--- START GIVEN DATA ---

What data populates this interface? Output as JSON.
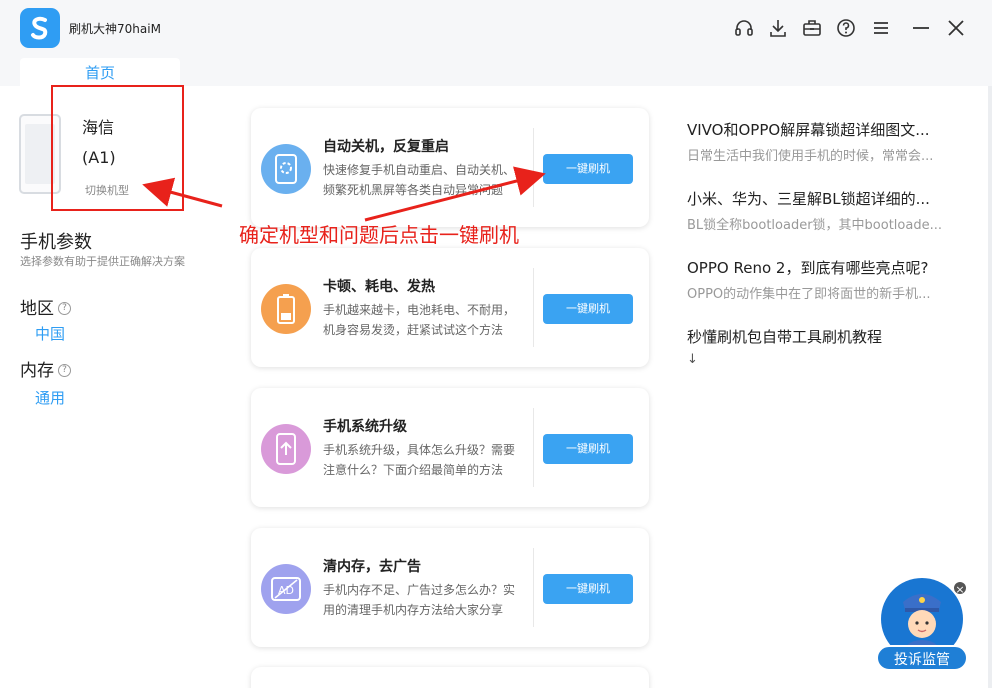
{
  "app": {
    "title": "刷机大神70haiM",
    "tab_home": "首页"
  },
  "window_icons": [
    "headset-icon",
    "download-icon",
    "toolbox-icon",
    "help-icon",
    "menu-icon",
    "minimize-icon",
    "close-icon"
  ],
  "device": {
    "brand": "海信",
    "model": "(A1)",
    "switch_label": "切换机型"
  },
  "params": {
    "title": "手机参数",
    "subtitle": "选择参数有助于提供正确解决方案",
    "region_label": "地区",
    "region_value": "中国",
    "memory_label": "内存",
    "memory_value": "通用"
  },
  "annotation": "确定机型和问题后点击一键刷机",
  "cards": [
    {
      "title": "自动关机，反复重启",
      "desc": "快速修复手机自动重启、自动关机、频繁死机黑屏等各类自动异常问题",
      "button": "一键刷机",
      "icon": "auto-restart-icon",
      "color": "#6ab0ef"
    },
    {
      "title": "卡顿、耗电、发热",
      "desc": "手机越来越卡，电池耗电、不耐用，机身容易发烫，赶紧试试这个方法",
      "button": "一键刷机",
      "icon": "battery-icon",
      "color": "#f5a04f"
    },
    {
      "title": "手机系统升级",
      "desc": "手机系统升级，具体怎么升级？需要注意什么？下面介绍最简单的方法",
      "button": "一键刷机",
      "icon": "phone-upgrade-icon",
      "color": "#d99ad9"
    },
    {
      "title": "清内存，去广告",
      "desc": "手机内存不足、广告过多怎么办？实用的清理手机内存方法给大家分享",
      "button": "一键刷机",
      "icon": "no-ad-icon",
      "color": "#9fa2ee"
    }
  ],
  "articles": [
    {
      "title": "VIVO和OPPO解屏幕锁超详细图文...",
      "desc": "日常生活中我们使用手机的时候，常常会..."
    },
    {
      "title": "小米、华为、三星解BL锁超详细的...",
      "desc": "BL锁全称bootloader锁，其中bootloade..."
    },
    {
      "title": "OPPO Reno 2，到底有哪些亮点呢?",
      "desc": "OPPO的动作集中在了即将面世的新手机..."
    },
    {
      "title": "秒懂刷机包自带工具刷机教程",
      "desc": "↓"
    }
  ],
  "support": {
    "label": "投诉监管",
    "close": "×"
  },
  "colors": {
    "accent": "#2f9df3",
    "annotation_red": "#e8221b",
    "button": "#3aa3f2"
  }
}
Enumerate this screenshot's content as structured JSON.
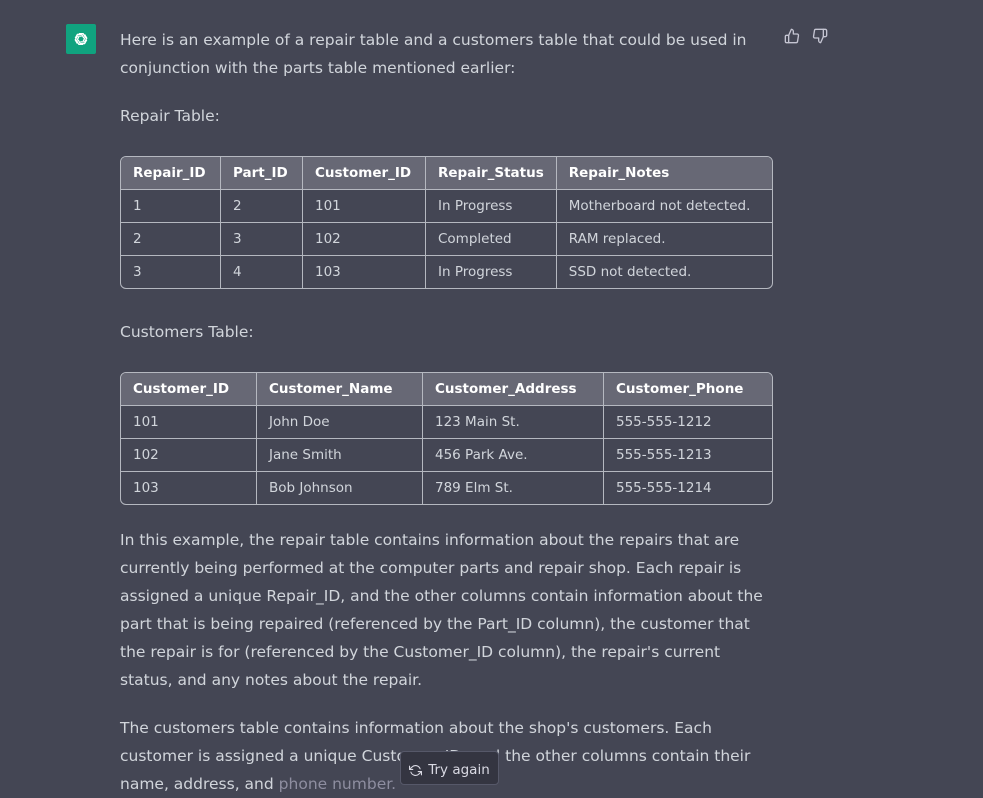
{
  "message": {
    "intro": "Here is an example of a repair table and a customers table that could be used in conjunction with the parts table mentioned earlier:",
    "repair_label": "Repair Table:",
    "customers_label": "Customers Table:",
    "paragraph1": "In this example, the repair table contains information about the repairs that are currently being performed at the computer parts and repair shop. Each repair is assigned a unique Repair_ID, and the other columns contain information about the part that is being repaired (referenced by the Part_ID column), the customer that the repair is for (referenced by the Customer_ID column), the repair's current status, and any notes about the repair.",
    "paragraph2_main": "The customers table contains information about the shop's customers. Each customer is assigned a unique Customer_ID, and the other columns contain their name, address, and",
    "paragraph2_faded": "phone number."
  },
  "repair_table": {
    "headers": [
      "Repair_ID",
      "Part_ID",
      "Customer_ID",
      "Repair_Status",
      "Repair_Notes"
    ],
    "rows": [
      [
        "1",
        "2",
        "101",
        "In Progress",
        "Motherboard not detected."
      ],
      [
        "2",
        "3",
        "102",
        "Completed",
        "RAM replaced."
      ],
      [
        "3",
        "4",
        "103",
        "In Progress",
        "SSD not detected."
      ]
    ]
  },
  "customers_table": {
    "headers": [
      "Customer_ID",
      "Customer_Name",
      "Customer_Address",
      "Customer_Phone"
    ],
    "rows": [
      [
        "101",
        "John Doe",
        "123 Main St.",
        "555-555-1212"
      ],
      [
        "102",
        "Jane Smith",
        "456 Park Ave.",
        "555-555-1213"
      ],
      [
        "103",
        "Bob Johnson",
        "789 Elm St.",
        "555-555-1214"
      ]
    ]
  },
  "actions": {
    "try_again_label": "Try again",
    "thumbs_up_icon": "thumbs-up-icon",
    "thumbs_down_icon": "thumbs-down-icon",
    "regenerate_icon": "refresh-icon"
  },
  "colors": {
    "background": "#444654",
    "avatar": "#10a37f",
    "header_bg": "#676875"
  }
}
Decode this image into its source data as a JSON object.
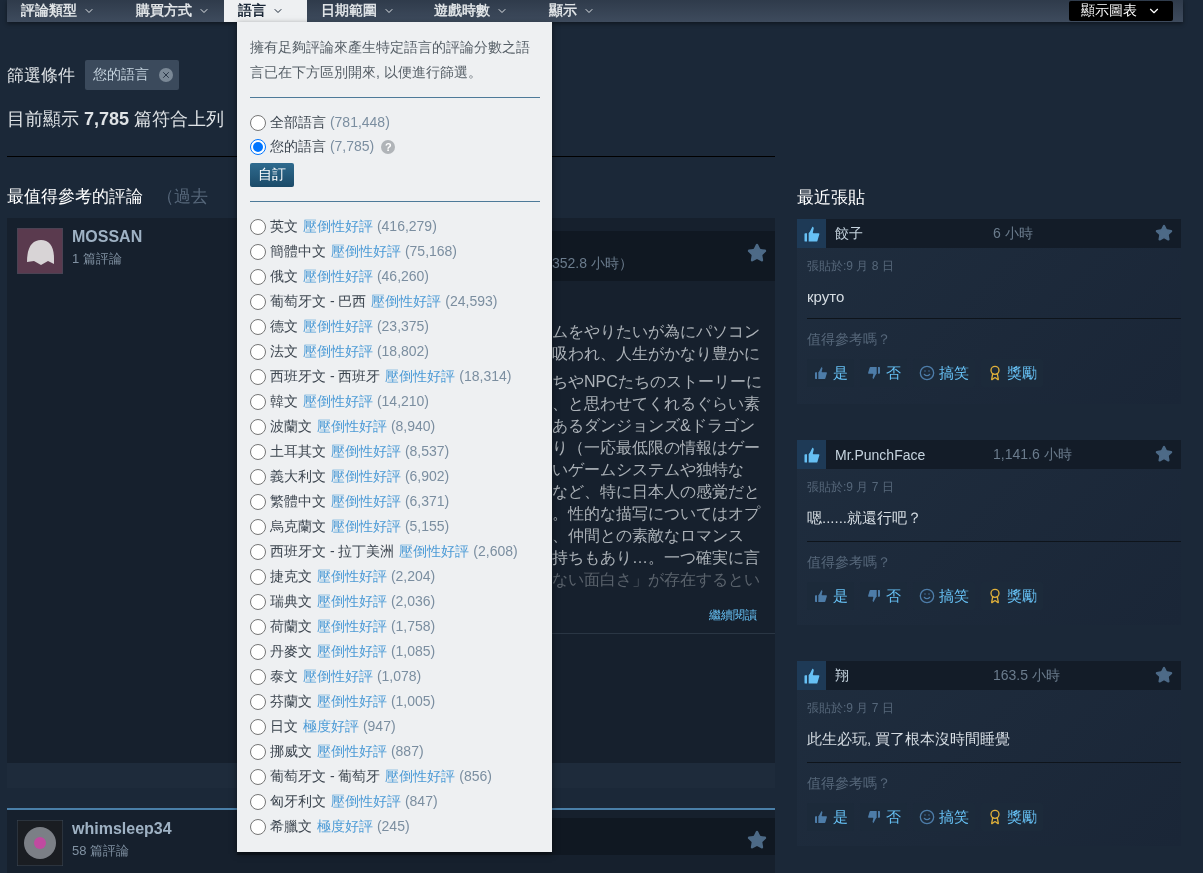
{
  "filter_tabs": [
    {
      "label": "評論類型",
      "selected": false
    },
    {
      "label": "購買方式",
      "selected": false
    },
    {
      "label": "語言",
      "selected": true
    },
    {
      "label": "日期範圍",
      "selected": false
    },
    {
      "label": "遊戲時數",
      "selected": false
    },
    {
      "label": "顯示",
      "selected": false
    }
  ],
  "chart_button": {
    "label": "顯示圖表"
  },
  "filters": {
    "label": "篩選條件",
    "tags": [
      {
        "label": "您的語言"
      }
    ]
  },
  "summary": "目前顯示 **7,785** 篇符合上列",
  "reviews_section": {
    "title": "最值得參考的評論",
    "subtitle": "（過去"
  },
  "reviews": [
    {
      "author": "MOSSAN",
      "review_count": "1 篇評論",
      "kind": "ghost",
      "playtime": "352.8 小時）",
      "text_paragraphs": [
        [
          "ムをやりたいが為にパソコン",
          "吸われ、人生がかなり豊かに"
        ],
        [
          "ちやNPCたちのストーリーに",
          "、と思わせてくれるぐらい素",
          "あるダンジョンズ&ドラゴン",
          "り（一応最低限の情報はゲー",
          "いゲームシステムや独特な",
          "など、特に日本人の感覚だと",
          "。性的な描写についてはオプ",
          "、仲間との素敵なロマンス",
          "持ちもあり…。一つ確実に言",
          "ない面白さ」が存在するとい"
        ]
      ],
      "read_more": "繼續閱讀"
    },
    {
      "author": "whimsleep34",
      "review_count": "58 篇評論",
      "kind": "orb"
    }
  ],
  "language_dropdown": {
    "description": "擁有足夠評論來產生特定語言的評論分數之語言已在下方區別開來, 以便進行篩選。",
    "scopes": [
      {
        "label": "全部語言",
        "count": "(781,448)",
        "selected": false
      },
      {
        "label": "您的語言",
        "count": "(7,785)",
        "selected": true,
        "help": "?"
      }
    ],
    "customize_button": "自訂",
    "languages": [
      {
        "name": "英文",
        "rating": "壓倒性好評",
        "count": "(416,279)",
        "selected": false
      },
      {
        "name": "簡體中文",
        "rating": "壓倒性好評",
        "count": "(75,168)",
        "selected": false
      },
      {
        "name": "俄文",
        "rating": "壓倒性好評",
        "count": "(46,260)",
        "selected": false
      },
      {
        "name": "葡萄牙文 - 巴西",
        "rating": "壓倒性好評",
        "count": "(24,593)",
        "selected": false
      },
      {
        "name": "德文",
        "rating": "壓倒性好評",
        "count": "(23,375)",
        "selected": false
      },
      {
        "name": "法文",
        "rating": "壓倒性好評",
        "count": "(18,802)",
        "selected": false
      },
      {
        "name": "西班牙文 - 西班牙",
        "rating": "壓倒性好評",
        "count": "(18,314)",
        "selected": false
      },
      {
        "name": "韓文",
        "rating": "壓倒性好評",
        "count": "(14,210)",
        "selected": false
      },
      {
        "name": "波蘭文",
        "rating": "壓倒性好評",
        "count": "(8,940)",
        "selected": false
      },
      {
        "name": "土耳其文",
        "rating": "壓倒性好評",
        "count": "(8,537)",
        "selected": false
      },
      {
        "name": "義大利文",
        "rating": "壓倒性好評",
        "count": "(6,902)",
        "selected": false
      },
      {
        "name": "繁體中文",
        "rating": "壓倒性好評",
        "count": "(6,371)",
        "selected": false
      },
      {
        "name": "烏克蘭文",
        "rating": "壓倒性好評",
        "count": "(5,155)",
        "selected": false
      },
      {
        "name": "西班牙文 - 拉丁美洲",
        "rating": "壓倒性好評",
        "count": "(2,608)",
        "selected": false
      },
      {
        "name": "捷克文",
        "rating": "壓倒性好評",
        "count": "(2,204)",
        "selected": false
      },
      {
        "name": "瑞典文",
        "rating": "壓倒性好評",
        "count": "(2,036)",
        "selected": false
      },
      {
        "name": "荷蘭文",
        "rating": "壓倒性好評",
        "count": "(1,758)",
        "selected": false
      },
      {
        "name": "丹麥文",
        "rating": "壓倒性好評",
        "count": "(1,085)",
        "selected": false
      },
      {
        "name": "泰文",
        "rating": "壓倒性好評",
        "count": "(1,078)",
        "selected": false
      },
      {
        "name": "芬蘭文",
        "rating": "壓倒性好評",
        "count": "(1,005)",
        "selected": false
      },
      {
        "name": "日文",
        "rating": "極度好評",
        "count": "(947)",
        "selected": false
      },
      {
        "name": "挪威文",
        "rating": "壓倒性好評",
        "count": "(887)",
        "selected": false
      },
      {
        "name": "葡萄牙文 - 葡萄牙",
        "rating": "壓倒性好評",
        "count": "(856)",
        "selected": false
      },
      {
        "name": "匈牙利文",
        "rating": "壓倒性好評",
        "count": "(847)",
        "selected": false
      },
      {
        "name": "希臘文",
        "rating": "極度好評",
        "count": "(245)",
        "selected": false
      }
    ]
  },
  "recent_posts": {
    "title": "最近張貼",
    "posts": [
      {
        "author": "餃子",
        "playtime": "6 小時",
        "posted": "張貼於:9 月 8 日",
        "text": "круто",
        "helpful_prompt": "值得參考嗎？",
        "actions": [
          {
            "kind": "yes",
            "label": "是"
          },
          {
            "kind": "no",
            "label": "否"
          },
          {
            "kind": "funny",
            "label": "搞笑"
          },
          {
            "kind": "award",
            "label": "獎勵"
          }
        ]
      },
      {
        "author": "Mr.PunchFace",
        "playtime": "1,141.6 小時",
        "posted": "張貼於:9 月 7 日",
        "text": "嗯......就還行吧？",
        "helpful_prompt": "值得參考嗎？",
        "actions": [
          {
            "kind": "yes",
            "label": "是"
          },
          {
            "kind": "no",
            "label": "否"
          },
          {
            "kind": "funny",
            "label": "搞笑"
          },
          {
            "kind": "award",
            "label": "獎勵"
          }
        ]
      },
      {
        "author": "翔",
        "playtime": "163.5 小時",
        "posted": "張貼於:9 月 7 日",
        "text": "此生必玩, 買了根本沒時間睡覺",
        "helpful_prompt": "值得參考嗎？",
        "actions": [
          {
            "kind": "yes",
            "label": "是"
          },
          {
            "kind": "no",
            "label": "否"
          },
          {
            "kind": "funny",
            "label": "搞笑"
          },
          {
            "kind": "award",
            "label": "獎勵"
          }
        ]
      }
    ]
  }
}
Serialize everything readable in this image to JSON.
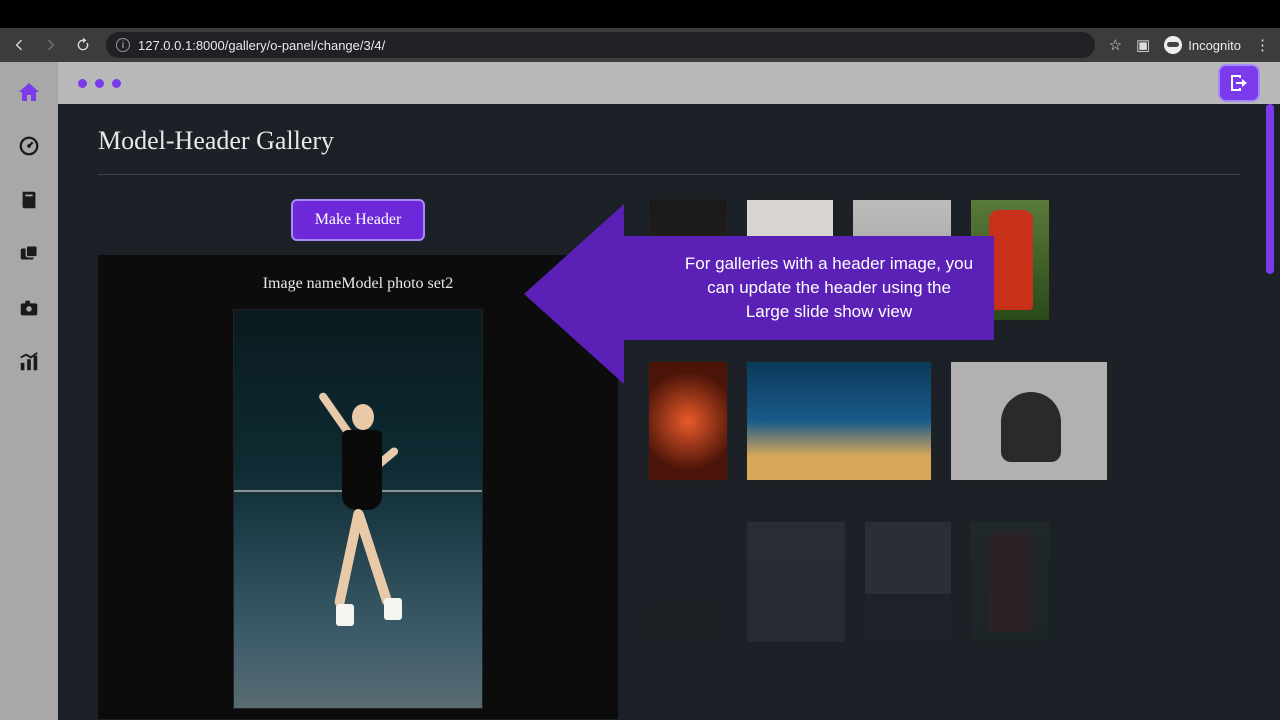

--- END GIVEN DATA ---

WRITTEN REQUEST:
Which lines in the data above contain "JSON"? Show each one.

ANSWER TO THIS TASK:
What data populates this interface? Output as JSON.
Enumerate this screenshot's content as structured JSON.
Decode this image into its source data as a JSON object.
Serialize everything readable in this image to JSON.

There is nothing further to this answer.